Written task: Leaving the pictures aside, transcribe every line below exactly.
begin Dataset entries
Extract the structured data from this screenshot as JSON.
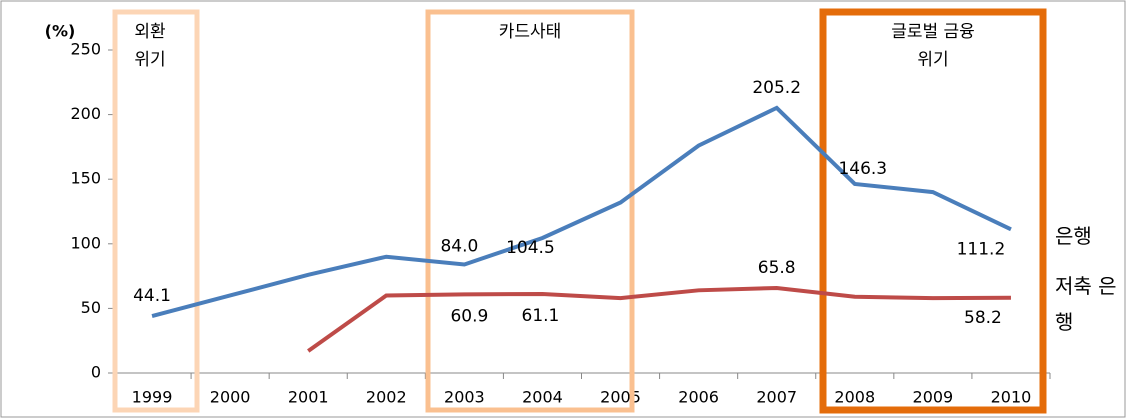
{
  "chart_data": {
    "type": "line",
    "y_label": "(%)",
    "categories": [
      "1999",
      "2000",
      "2001",
      "2002",
      "2003",
      "2004",
      "2005",
      "2006",
      "2007",
      "2008",
      "2009",
      "2010"
    ],
    "series": [
      {
        "name": "은행",
        "color": "#4a7ebb",
        "values": [
          44.1,
          60,
          76,
          90,
          84.0,
          104.5,
          132,
          176,
          205.2,
          146.3,
          140,
          111.2
        ],
        "value_labels": [
          "44.1",
          null,
          null,
          null,
          "84.0",
          "104.5",
          null,
          null,
          "205.2",
          "146.3",
          null,
          "111.2"
        ]
      },
      {
        "name": "저축 은행",
        "color": "#be4b48",
        "values": [
          null,
          null,
          17,
          60,
          60.9,
          61.1,
          58,
          64,
          65.8,
          59,
          58,
          58.2
        ],
        "value_labels": [
          null,
          null,
          null,
          null,
          "60.9",
          "61.1",
          null,
          null,
          "65.8",
          null,
          null,
          "58.2"
        ]
      }
    ],
    "annotations": [
      {
        "label": "외환 위기",
        "color": "#fcd5b5"
      },
      {
        "label": "카드사태",
        "color": "#fac090"
      },
      {
        "label": "글로벌 금융위기",
        "color": "#e46c0a"
      }
    ],
    "ylim": [
      0,
      250
    ],
    "yticks": [
      0,
      50,
      100,
      150,
      200,
      250
    ]
  }
}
end Dataset entries
The response:
Extract the structured data from this screenshot as JSON.
{
  "chart_data": {
    "type": "line",
    "y_label": "(%)",
    "categories": [
      "1999",
      "2000",
      "2001",
      "2002",
      "2003",
      "2004",
      "2005",
      "2006",
      "2007",
      "2008",
      "2009",
      "2010"
    ],
    "series": [
      {
        "name": "은행",
        "color": "#4a7ebb",
        "values": [
          44.1,
          60,
          76,
          90,
          84.0,
          104.5,
          132,
          176,
          205.2,
          146.3,
          140,
          111.2
        ],
        "value_labels": [
          "44.1",
          null,
          null,
          null,
          "84.0",
          "104.5",
          null,
          null,
          "205.2",
          "146.3",
          null,
          "111.2"
        ]
      },
      {
        "name": "저축 은행",
        "color": "#be4b48",
        "values": [
          null,
          null,
          17,
          60,
          60.9,
          61.1,
          58,
          64,
          65.8,
          59,
          58,
          58.2
        ],
        "value_labels": [
          null,
          null,
          null,
          null,
          "60.9",
          "61.1",
          null,
          null,
          "65.8",
          null,
          null,
          "58.2"
        ]
      }
    ],
    "annotations": [
      {
        "label": "외환 위기",
        "color": "#fcd5b5"
      },
      {
        "label": "카드사태",
        "color": "#fac090"
      },
      {
        "label": "글로벌 금융위기",
        "color": "#e46c0a"
      }
    ],
    "ylim": [
      0,
      250
    ],
    "yticks": [
      0,
      50,
      100,
      150,
      200,
      250
    ]
  }
}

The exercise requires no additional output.